__Exercise requirements__. Find and return each line containing "Sophia".
/---
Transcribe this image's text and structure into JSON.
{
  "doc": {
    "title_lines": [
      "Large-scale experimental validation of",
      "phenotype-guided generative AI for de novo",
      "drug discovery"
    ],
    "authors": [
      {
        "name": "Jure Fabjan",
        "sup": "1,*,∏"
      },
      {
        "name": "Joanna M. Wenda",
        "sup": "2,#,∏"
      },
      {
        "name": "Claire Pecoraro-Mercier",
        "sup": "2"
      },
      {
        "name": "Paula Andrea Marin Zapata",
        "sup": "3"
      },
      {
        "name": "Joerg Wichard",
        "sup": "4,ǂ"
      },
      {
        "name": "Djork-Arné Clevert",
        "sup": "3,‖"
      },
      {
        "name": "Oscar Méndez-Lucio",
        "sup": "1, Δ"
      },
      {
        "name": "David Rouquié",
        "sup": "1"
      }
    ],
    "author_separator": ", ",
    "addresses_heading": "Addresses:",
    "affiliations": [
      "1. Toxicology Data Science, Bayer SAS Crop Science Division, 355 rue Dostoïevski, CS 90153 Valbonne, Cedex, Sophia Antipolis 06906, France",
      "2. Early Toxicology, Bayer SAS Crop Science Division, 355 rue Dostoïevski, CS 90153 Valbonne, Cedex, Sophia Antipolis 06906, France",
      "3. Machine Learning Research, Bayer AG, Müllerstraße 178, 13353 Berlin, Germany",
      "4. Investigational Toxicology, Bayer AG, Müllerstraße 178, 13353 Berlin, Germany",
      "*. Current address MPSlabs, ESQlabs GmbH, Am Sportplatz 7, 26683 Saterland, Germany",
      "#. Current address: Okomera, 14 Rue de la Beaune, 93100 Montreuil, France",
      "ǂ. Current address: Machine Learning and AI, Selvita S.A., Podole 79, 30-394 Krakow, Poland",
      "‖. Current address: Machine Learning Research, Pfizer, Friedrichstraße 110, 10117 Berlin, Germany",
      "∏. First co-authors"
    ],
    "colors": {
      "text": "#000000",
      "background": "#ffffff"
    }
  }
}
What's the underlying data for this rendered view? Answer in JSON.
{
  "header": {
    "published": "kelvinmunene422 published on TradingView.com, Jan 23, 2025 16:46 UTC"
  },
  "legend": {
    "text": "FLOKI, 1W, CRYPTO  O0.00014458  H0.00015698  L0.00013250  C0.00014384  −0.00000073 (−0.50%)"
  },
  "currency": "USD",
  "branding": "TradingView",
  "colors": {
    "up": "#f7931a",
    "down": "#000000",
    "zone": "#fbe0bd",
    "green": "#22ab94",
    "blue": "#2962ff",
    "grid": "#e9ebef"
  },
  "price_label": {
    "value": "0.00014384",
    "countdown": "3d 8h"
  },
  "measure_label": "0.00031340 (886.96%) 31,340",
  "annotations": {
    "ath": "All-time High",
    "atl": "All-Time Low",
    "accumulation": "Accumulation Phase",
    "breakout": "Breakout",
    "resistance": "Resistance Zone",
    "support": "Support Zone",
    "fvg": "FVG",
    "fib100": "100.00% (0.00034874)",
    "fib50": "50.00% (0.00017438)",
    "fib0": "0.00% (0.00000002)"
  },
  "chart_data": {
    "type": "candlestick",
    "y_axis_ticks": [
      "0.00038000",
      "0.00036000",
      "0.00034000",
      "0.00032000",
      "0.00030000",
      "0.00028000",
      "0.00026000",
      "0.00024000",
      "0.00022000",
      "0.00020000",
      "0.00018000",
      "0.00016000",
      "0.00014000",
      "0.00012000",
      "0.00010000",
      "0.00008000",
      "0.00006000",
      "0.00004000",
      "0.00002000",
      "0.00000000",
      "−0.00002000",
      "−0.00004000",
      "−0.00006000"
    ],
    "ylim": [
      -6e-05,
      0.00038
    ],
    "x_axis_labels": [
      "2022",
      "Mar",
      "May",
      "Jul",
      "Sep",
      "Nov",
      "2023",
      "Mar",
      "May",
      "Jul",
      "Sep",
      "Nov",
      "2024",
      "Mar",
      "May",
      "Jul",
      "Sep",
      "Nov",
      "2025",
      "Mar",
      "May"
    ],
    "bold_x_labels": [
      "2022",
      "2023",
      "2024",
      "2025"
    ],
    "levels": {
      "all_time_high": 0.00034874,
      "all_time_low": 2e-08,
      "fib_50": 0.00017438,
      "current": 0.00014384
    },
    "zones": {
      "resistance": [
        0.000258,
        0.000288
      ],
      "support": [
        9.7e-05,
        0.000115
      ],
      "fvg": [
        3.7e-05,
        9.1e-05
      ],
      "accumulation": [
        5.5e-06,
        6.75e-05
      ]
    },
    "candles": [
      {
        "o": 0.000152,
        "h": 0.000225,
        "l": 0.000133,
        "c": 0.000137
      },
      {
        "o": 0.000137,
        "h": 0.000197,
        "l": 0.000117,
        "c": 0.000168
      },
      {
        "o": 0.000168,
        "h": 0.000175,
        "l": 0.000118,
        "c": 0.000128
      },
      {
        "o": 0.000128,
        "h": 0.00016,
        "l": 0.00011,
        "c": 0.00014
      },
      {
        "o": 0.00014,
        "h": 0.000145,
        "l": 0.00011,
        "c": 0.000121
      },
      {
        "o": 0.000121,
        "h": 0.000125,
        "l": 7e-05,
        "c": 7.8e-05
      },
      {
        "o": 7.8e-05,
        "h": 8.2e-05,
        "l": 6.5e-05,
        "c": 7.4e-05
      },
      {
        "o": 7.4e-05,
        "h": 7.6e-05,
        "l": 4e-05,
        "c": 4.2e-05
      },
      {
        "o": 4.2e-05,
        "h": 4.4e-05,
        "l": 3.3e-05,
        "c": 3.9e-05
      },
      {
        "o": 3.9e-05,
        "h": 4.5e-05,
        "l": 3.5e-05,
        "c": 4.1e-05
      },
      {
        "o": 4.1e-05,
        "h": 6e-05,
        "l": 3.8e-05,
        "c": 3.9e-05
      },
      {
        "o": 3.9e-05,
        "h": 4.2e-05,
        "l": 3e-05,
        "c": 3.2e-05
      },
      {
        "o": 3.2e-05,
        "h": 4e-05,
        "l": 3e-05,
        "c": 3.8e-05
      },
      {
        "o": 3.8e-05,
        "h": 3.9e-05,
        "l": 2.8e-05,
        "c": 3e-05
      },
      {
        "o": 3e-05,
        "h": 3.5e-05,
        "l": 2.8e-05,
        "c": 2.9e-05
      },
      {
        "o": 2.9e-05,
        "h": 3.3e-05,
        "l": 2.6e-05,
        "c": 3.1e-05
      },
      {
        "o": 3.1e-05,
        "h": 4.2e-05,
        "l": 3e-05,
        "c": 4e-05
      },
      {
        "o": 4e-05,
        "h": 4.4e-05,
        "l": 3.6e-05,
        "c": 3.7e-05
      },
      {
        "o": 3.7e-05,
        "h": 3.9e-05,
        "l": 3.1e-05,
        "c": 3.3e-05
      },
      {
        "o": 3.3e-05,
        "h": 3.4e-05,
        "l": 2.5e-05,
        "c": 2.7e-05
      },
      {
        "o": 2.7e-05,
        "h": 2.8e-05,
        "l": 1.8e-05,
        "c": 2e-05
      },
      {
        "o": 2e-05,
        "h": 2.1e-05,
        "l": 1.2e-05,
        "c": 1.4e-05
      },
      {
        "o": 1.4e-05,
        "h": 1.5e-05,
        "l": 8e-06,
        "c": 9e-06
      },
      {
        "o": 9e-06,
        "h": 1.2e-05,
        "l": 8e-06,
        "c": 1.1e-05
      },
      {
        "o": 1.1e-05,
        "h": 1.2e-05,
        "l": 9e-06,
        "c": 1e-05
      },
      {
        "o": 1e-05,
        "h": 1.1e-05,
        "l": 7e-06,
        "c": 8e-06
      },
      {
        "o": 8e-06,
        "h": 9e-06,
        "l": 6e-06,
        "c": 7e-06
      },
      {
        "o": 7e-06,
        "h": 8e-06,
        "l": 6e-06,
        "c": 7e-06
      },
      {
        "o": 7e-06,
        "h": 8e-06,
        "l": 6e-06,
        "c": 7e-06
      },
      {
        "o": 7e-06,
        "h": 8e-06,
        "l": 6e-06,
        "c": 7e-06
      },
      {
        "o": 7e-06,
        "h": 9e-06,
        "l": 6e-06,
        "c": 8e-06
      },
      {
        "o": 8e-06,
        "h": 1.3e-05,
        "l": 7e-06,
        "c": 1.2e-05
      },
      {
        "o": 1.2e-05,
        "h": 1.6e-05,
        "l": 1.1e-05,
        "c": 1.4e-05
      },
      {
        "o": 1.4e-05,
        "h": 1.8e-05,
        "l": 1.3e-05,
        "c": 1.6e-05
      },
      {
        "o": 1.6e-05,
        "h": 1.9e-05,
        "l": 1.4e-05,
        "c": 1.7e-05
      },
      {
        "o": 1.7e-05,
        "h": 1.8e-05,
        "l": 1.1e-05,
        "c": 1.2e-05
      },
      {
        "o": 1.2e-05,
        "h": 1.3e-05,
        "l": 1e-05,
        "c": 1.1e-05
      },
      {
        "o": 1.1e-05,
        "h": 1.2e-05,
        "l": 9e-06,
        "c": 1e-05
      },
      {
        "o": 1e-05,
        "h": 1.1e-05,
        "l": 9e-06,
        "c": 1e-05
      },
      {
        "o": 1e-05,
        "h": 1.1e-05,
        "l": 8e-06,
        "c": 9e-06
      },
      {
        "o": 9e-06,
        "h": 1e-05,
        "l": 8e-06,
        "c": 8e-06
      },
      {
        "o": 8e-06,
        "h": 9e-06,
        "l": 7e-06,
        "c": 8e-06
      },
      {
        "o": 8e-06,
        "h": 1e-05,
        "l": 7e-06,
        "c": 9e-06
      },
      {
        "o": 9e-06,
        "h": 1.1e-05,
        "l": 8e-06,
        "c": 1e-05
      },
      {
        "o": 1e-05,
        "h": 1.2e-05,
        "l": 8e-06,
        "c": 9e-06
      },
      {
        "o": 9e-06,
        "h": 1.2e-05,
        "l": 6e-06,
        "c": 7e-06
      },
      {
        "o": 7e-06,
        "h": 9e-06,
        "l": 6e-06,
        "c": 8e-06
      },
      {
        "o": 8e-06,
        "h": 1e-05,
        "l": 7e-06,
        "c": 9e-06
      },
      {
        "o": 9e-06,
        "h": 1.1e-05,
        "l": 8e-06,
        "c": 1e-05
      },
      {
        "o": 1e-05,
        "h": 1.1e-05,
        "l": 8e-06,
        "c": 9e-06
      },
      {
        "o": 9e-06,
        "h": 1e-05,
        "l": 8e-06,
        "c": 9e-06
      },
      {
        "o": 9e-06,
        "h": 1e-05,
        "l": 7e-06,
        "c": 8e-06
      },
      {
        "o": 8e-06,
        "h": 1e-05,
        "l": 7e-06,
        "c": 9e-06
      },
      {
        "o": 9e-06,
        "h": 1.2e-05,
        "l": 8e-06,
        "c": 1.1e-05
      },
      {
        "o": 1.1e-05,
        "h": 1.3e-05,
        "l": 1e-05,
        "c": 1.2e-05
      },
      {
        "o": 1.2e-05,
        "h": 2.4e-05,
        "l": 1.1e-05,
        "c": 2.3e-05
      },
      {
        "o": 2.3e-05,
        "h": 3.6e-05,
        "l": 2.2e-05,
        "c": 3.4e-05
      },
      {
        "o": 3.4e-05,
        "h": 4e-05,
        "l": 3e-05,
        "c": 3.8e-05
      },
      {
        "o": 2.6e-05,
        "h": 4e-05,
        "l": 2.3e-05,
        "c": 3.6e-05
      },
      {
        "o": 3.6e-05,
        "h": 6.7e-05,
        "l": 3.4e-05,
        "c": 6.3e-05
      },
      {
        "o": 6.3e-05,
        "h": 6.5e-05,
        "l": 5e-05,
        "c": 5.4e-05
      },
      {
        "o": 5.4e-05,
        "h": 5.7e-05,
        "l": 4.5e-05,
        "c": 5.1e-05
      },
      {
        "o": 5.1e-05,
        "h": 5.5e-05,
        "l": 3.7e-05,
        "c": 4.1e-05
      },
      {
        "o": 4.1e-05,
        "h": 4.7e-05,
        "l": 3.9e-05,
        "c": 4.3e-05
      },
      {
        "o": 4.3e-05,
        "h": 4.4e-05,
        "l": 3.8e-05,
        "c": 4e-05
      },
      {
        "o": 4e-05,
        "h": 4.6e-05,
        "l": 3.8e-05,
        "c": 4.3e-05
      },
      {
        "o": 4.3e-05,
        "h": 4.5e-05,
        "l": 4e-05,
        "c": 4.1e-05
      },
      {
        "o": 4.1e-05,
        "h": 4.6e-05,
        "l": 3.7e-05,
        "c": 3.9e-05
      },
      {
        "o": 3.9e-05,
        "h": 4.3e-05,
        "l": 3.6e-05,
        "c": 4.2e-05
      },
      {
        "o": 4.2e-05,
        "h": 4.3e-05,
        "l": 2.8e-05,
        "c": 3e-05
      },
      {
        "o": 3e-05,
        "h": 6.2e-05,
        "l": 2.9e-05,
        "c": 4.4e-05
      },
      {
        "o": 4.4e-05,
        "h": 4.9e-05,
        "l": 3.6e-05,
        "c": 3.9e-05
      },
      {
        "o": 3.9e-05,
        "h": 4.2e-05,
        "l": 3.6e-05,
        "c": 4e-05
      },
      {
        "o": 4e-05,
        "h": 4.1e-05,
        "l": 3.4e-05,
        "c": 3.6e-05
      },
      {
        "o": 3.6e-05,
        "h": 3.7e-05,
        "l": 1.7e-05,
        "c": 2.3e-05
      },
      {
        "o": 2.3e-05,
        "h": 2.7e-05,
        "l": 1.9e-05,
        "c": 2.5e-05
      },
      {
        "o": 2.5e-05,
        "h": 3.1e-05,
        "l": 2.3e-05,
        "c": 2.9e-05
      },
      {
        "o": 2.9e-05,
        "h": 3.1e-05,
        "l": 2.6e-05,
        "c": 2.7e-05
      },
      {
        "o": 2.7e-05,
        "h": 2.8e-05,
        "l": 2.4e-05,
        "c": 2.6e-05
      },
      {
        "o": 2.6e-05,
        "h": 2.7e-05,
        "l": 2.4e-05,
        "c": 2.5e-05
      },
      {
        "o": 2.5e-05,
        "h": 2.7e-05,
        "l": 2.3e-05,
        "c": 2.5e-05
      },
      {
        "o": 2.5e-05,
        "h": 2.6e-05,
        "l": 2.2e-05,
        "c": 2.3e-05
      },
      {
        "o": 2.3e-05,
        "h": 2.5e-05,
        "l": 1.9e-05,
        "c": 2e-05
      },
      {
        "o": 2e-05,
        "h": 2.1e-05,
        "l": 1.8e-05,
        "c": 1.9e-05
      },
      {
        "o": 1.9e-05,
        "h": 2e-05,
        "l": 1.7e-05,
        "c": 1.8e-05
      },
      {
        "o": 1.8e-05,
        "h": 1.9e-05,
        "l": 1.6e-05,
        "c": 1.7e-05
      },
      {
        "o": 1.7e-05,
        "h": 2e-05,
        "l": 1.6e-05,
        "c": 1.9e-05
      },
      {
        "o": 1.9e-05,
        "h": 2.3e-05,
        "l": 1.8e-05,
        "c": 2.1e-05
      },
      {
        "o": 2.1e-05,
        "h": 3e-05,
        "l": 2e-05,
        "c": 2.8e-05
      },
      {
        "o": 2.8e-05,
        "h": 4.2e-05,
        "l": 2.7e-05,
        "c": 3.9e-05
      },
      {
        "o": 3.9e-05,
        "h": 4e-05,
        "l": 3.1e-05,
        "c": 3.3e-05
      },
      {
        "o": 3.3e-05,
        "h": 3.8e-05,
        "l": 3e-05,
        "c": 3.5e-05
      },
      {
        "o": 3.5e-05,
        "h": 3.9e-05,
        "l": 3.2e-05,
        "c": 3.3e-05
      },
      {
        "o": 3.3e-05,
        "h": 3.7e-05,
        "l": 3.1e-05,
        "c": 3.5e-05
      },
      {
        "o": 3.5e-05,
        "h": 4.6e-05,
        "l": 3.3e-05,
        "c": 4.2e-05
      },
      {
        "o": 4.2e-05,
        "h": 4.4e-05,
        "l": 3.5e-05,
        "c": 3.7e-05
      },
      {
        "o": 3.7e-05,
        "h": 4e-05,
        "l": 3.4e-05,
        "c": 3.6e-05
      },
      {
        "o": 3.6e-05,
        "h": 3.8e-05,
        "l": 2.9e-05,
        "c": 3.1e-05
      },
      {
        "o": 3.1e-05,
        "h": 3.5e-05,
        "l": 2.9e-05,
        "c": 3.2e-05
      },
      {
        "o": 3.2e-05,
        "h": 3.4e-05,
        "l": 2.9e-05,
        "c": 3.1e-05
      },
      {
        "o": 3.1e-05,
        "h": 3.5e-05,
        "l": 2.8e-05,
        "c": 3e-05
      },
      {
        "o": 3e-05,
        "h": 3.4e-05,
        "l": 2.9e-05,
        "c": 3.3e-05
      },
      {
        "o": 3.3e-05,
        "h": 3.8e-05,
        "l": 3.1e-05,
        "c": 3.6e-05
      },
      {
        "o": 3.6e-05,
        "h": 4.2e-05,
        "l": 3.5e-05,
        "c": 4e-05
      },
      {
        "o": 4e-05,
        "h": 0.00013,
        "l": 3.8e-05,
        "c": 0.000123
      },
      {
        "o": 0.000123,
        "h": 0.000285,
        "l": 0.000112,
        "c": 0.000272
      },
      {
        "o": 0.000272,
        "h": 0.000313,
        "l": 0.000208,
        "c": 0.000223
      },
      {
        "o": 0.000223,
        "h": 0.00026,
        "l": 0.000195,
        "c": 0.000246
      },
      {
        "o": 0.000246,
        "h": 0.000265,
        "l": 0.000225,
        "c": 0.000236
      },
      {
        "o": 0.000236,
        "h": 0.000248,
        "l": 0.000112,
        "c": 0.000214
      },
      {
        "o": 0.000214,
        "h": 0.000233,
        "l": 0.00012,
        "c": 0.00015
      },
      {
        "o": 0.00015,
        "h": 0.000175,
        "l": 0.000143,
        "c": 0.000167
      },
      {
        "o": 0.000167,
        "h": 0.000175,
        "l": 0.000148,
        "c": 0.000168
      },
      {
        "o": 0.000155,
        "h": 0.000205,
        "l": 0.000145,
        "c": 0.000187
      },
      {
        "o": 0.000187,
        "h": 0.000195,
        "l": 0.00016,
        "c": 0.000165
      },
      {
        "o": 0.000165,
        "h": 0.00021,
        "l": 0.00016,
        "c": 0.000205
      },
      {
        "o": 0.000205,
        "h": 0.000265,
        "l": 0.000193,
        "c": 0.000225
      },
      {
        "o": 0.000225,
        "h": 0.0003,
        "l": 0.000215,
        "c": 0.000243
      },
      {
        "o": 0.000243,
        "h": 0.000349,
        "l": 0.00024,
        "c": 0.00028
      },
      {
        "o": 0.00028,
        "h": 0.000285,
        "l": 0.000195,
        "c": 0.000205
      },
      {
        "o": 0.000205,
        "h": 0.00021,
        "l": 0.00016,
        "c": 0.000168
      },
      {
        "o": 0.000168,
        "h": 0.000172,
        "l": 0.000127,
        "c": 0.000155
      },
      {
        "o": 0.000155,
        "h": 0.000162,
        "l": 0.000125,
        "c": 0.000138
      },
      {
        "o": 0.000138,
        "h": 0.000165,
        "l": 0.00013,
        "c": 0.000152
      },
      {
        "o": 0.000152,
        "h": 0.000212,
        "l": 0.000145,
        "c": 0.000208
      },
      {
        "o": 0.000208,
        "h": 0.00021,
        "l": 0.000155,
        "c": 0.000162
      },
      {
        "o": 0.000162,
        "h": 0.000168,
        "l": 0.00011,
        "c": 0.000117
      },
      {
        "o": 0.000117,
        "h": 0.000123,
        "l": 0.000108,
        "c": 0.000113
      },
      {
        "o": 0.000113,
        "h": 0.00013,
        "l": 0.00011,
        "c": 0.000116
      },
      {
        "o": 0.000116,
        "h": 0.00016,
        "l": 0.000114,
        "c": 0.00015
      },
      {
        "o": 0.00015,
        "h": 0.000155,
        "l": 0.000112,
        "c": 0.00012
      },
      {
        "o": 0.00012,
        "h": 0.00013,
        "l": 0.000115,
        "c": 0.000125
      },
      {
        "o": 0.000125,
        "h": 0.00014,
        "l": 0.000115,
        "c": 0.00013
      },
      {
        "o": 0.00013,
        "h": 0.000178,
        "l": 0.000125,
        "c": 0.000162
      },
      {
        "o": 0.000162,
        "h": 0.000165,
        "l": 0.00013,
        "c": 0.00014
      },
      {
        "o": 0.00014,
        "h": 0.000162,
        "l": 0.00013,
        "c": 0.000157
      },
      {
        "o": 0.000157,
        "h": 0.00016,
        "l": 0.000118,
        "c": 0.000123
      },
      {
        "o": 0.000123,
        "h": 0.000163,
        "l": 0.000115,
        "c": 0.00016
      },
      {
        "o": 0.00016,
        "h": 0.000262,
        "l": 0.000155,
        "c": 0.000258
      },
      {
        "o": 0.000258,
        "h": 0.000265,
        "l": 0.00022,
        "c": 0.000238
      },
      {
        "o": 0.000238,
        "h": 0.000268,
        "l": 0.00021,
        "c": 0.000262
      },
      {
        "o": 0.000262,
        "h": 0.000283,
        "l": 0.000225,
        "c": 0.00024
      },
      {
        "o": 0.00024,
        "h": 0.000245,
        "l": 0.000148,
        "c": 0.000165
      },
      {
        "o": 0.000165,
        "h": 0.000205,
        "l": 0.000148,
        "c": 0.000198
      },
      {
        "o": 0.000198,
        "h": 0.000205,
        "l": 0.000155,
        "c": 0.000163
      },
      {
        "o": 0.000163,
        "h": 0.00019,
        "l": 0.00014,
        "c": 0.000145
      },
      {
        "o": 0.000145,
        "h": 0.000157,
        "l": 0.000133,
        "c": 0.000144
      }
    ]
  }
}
\---
__Expected answer__.
      "1. Toxicology Data Science, Bayer SAS Crop Science Division, 355 rue Dostoïevski, CS 90153 Valbonne, Cedex, Sophia Antipolis 06906, France",
      "2. Early Toxicology, Bayer SAS Crop Science Division, 355 rue Dostoïevski, CS 90153 Valbonne, Cedex, Sophia Antipolis 06906, France",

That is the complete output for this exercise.